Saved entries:
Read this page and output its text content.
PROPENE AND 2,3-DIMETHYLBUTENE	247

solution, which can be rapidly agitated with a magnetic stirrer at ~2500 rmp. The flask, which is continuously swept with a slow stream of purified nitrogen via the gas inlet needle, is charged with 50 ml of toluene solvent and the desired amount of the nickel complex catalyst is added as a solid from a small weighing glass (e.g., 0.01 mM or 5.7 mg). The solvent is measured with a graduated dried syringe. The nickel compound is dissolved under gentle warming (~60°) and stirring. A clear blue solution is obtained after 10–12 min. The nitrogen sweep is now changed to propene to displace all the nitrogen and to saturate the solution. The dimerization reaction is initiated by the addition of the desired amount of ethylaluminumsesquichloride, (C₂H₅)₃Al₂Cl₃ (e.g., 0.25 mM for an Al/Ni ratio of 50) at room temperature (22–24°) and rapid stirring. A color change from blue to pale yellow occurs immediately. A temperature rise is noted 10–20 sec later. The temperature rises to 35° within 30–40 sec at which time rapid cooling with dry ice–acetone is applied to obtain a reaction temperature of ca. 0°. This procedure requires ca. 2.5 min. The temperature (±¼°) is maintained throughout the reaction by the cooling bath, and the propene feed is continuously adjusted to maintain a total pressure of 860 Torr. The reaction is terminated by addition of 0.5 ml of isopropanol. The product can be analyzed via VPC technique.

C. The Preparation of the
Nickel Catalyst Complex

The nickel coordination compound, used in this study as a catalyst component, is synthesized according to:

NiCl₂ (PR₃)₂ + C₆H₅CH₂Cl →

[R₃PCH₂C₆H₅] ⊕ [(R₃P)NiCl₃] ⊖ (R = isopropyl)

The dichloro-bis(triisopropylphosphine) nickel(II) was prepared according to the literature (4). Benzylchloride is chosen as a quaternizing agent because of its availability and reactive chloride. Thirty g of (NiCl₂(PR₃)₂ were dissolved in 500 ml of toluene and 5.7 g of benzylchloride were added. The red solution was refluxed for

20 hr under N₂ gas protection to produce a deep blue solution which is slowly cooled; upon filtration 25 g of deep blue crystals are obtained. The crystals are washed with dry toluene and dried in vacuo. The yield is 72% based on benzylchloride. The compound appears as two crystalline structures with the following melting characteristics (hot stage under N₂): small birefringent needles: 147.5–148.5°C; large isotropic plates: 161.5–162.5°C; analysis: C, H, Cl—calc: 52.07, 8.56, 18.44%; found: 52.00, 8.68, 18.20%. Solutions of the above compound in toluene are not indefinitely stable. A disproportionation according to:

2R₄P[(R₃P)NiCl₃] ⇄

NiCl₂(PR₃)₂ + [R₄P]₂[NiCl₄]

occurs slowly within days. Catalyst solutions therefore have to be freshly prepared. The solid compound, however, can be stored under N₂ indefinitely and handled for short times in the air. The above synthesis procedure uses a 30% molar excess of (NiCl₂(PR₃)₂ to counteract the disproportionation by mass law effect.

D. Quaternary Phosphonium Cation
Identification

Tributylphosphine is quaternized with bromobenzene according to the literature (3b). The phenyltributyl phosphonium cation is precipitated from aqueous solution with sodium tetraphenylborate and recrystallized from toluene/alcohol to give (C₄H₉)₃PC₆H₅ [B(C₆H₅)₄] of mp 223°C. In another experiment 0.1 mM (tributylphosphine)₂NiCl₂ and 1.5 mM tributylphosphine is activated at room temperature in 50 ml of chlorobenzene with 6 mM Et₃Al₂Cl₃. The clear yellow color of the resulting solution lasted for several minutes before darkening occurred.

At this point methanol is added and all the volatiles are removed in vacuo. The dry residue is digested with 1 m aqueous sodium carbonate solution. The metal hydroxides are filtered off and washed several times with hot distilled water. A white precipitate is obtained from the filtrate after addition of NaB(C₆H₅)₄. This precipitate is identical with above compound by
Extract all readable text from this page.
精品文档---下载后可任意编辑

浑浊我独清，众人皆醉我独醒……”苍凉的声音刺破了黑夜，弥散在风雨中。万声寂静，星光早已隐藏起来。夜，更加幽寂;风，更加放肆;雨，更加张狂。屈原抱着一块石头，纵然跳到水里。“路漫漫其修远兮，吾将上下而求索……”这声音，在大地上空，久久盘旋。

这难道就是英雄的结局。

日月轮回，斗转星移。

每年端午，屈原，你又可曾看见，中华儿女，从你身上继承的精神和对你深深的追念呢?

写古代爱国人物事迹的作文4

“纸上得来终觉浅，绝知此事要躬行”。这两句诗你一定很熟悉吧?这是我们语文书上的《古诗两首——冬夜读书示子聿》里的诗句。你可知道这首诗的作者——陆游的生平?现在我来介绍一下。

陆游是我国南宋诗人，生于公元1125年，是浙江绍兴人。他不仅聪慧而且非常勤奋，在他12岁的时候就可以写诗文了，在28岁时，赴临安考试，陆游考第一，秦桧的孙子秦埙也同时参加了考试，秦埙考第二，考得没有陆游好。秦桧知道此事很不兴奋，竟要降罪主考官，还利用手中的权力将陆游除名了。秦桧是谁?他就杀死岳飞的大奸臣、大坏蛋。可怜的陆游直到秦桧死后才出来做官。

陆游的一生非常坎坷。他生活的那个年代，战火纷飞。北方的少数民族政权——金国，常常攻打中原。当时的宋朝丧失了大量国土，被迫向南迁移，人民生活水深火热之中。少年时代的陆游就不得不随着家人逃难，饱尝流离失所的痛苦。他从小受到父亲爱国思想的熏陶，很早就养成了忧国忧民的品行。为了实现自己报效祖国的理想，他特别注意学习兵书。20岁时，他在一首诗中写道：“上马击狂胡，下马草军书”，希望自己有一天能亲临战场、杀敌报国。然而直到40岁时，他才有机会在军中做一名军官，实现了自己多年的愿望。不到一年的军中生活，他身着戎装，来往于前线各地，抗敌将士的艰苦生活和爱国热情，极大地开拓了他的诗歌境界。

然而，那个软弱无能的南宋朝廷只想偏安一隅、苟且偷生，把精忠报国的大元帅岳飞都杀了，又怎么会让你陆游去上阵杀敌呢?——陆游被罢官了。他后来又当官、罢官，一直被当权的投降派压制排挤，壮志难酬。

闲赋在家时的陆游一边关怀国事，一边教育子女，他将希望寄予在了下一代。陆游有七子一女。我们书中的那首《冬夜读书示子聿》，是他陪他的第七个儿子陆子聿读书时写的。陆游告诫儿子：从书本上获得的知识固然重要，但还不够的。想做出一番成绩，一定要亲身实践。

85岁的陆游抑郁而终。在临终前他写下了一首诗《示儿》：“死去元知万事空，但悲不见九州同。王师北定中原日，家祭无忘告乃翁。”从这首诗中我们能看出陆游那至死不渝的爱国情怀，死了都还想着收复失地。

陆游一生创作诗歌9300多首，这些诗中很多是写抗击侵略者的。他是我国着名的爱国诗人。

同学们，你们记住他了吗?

AIM: Each line of the material should be duplicated exactly, please.

CORRECT RESPONSE:
Read this page and output its text content.
PROPENE AND 2,3-DIMETHYLBUTENE	247

solution, which can be rapidly agitated with a magnetic stirrer at ~2500 rmp. The flask, which is continuously swept with a slow stream of purified nitrogen via the gas inlet needle, is charged with 50 ml of toluene solvent and the desired amount of the nickel complex catalyst is added as a solid from a small weighing glass (e.g., 0.01 mM or 5.7 mg). The solvent is measured with a graduated dried syringe. The nickel compound is dissolved under gentle warming (~60°) and stirring. A clear blue solution is obtained after 10–12 min. The nitrogen sweep is now changed to propene to displace all the nitrogen and to saturate the solution. The dimerization reaction is initiated by the addition of the desired amount of ethylaluminumsesquichloride, (C₂H₅)₃Al₂Cl₃ (e.g., 0.25 mM for an Al/Ni ratio of 50) at room temperature (22–24°) and rapid stirring. A color change from blue to pale yellow occurs immediately. A temperature rise is noted 10–20 sec later. The temperature rises to 35° within 30–40 sec at which time rapid cooling with dry ice–acetone is applied to obtain a reaction temperature of ca. 0°. This procedure requires ca. 2.5 min. The temperature (±¼°) is maintained throughout the reaction by the cooling bath, and the propene feed is continuously adjusted to maintain a total pressure of 860 Torr. The reaction is terminated by addition of 0.5 ml of isopropanol. The product can be analyzed via VPC technique.

C. The Preparation of the
Nickel Catalyst Complex

The nickel coordination compound, used in this study as a catalyst component, is synthesized according to:

NiCl₂ (PR₃)₂ + C₆H₅CH₂Cl →

[R₃PCH₂C₆H₅] ⊕ [(R₃P)NiCl₃] ⊖ (R = isopropyl)

The dichloro-bis(triisopropylphosphine) nickel(II) was prepared according to the literature (4). Benzylchloride is chosen as a quaternizing agent because of its availability and reactive chloride. Thirty g of (NiCl₂(PR₃)₂ were dissolved in 500 ml of toluene and 5.7 g of benzylchloride were added. The red solution was refluxed for

20 hr under N₂ gas protection to produce a deep blue solution which is slowly cooled; upon filtration 25 g of deep blue crystals are obtained. The crystals are washed with dry toluene and dried in vacuo. The yield is 72% based on benzylchloride. The compound appears as two crystalline structures with the following melting characteristics (hot stage under N₂): small birefringent needles: 147.5–148.5°C; large isotropic plates: 161.5–162.5°C; analysis: C, H, Cl—calc: 52.07, 8.56, 18.44%; found: 52.00, 8.68, 18.20%. Solutions of the above compound in toluene are not indefinitely stable. A disproportionation according to:

2R₄P[(R₃P)NiCl₃] ⇄

NiCl₂(PR₃)₂ + [R₄P]₂[NiCl₄]

occurs slowly within days. Catalyst solutions therefore have to be freshly prepared. The solid compound, however, can be stored under N₂ indefinitely and handled for short times in the air. The above synthesis procedure uses a 30% molar excess of (NiCl₂(PR₃)₂ to counteract the disproportionation by mass law effect.

D. Quaternary Phosphonium Cation
Identification

Tributylphosphine is quaternized with bromobenzene according to the literature (3b). The phenyltributyl phosphonium cation is precipitated from aqueous solution with sodium tetraphenylborate and recrystallized from toluene/alcohol to give (C₄H₉)₃PC₆H₅ [B(C₆H₅)₄] of mp 223°C. In another experiment 0.1 mM (tributylphosphine)₂NiCl₂ and 1.5 mM tributylphosphine is activated at room temperature in 50 ml of chlorobenzene with 6 mM Et₃Al₂Cl₃. The clear yellow color of the resulting solution lasted for several minutes before darkening occurred.

At this point methanol is added and all the volatiles are removed in vacuo. The dry residue is digested with 1 m aqueous sodium carbonate solution. The metal hydroxides are filtered off and washed several times with hot distilled water. A white precipitate is obtained from the filtrate after addition of NaB(C₆H₅)₄. This precipitate is identical with above compound by
Extract all readable text from this page.
精品文档---下载后可任意编辑

浑浊我独清，众人皆醉我独醒……”苍凉的声音刺破了黑夜，弥散在风雨中。万声寂静，星光早已隐藏起来。夜，更加幽寂;风，更加放肆;雨，更加张狂。屈原抱着一块石头，纵然跳到水里。“路漫漫其修远兮，吾将上下而求索……”这声音，在大地上空，久久盘旋。

这难道就是英雄的结局。

日月轮回，斗转星移。

每年端午，屈原，你又可曾看见，中华儿女，从你身上继承的精神和对你深深的追念呢?

写古代爱国人物事迹的作文4

“纸上得来终觉浅，绝知此事要躬行”。这两句诗你一定很熟悉吧?这是我们语文书上的《古诗两首——冬夜读书示子聿》里的诗句。你可知道这首诗的作者——陆游的生平?现在我来介绍一下。

陆游是我国南宋诗人，生于公元1125年，是浙江绍兴人。他不仅聪慧而且非常勤奋，在他12岁的时候就可以写诗文了，在28岁时，赴临安考试，陆游考第一，秦桧的孙子秦埙也同时参加了考试，秦埙考第二，考得没有陆游好。秦桧知道此事很不兴奋，竟要降罪主考官，还利用手中的权力将陆游除名了。秦桧是谁?他就杀死岳飞的大奸臣、大坏蛋。可怜的陆游直到秦桧死后才出来做官。

陆游的一生非常坎坷。他生活的那个年代，战火纷飞。北方的少数民族政权——金国，常常攻打中原。当时的宋朝丧失了大量国土，被迫向南迁移，人民生活水深火热之中。少年时代的陆游就不得不随着家人逃难，饱尝流离失所的痛苦。他从小受到父亲爱国思想的熏陶，很早就养成了忧国忧民的品行。为了实现自己报效祖国的理想，他特别注意学习兵书。20岁时，他在一首诗中写道：“上马击狂胡，下马草军书”，希望自己有一天能亲临战场、杀敌报国。然而直到40岁时，他才有机会在军中做一名军官，实现了自己多年的愿望。不到一年的军中生活，他身着戎装，来往于前线各地，抗敌将士的艰苦生活和爱国热情，极大地开拓了他的诗歌境界。

然而，那个软弱无能的南宋朝廷只想偏安一隅、苟且偷生，把精忠报国的大元帅岳飞都杀了，又怎么会让你陆游去上阵杀敌呢?——陆游被罢官了。他后来又当官、罢官，一直被当权的投降派压制排挤，壮志难酬。

闲赋在家时的陆游一边关怀国事，一边教育子女，他将希望寄予在了下一代。陆游有七子一女。我们书中的那首《冬夜读书示子聿》，是他陪他的第七个儿子陆子聿读书时写的。陆游告诫儿子：从书本上获得的知识固然重要，但还不够的。想做出一番成绩，一定要亲身实践。

85岁的陆游抑郁而终。在临终前他写下了一首诗《示儿》：“死去元知万事空，但悲不见九州同。王师北定中原日，家祭无忘告乃翁。”从这首诗中我们能看出陆游那至死不渝的爱国情怀，死了都还想着收复失地。

陆游一生创作诗歌9300多首，这些诗中很多是写抗击侵略者的。他是我国着名的爱国诗人。

同学们，你们记住他了吗?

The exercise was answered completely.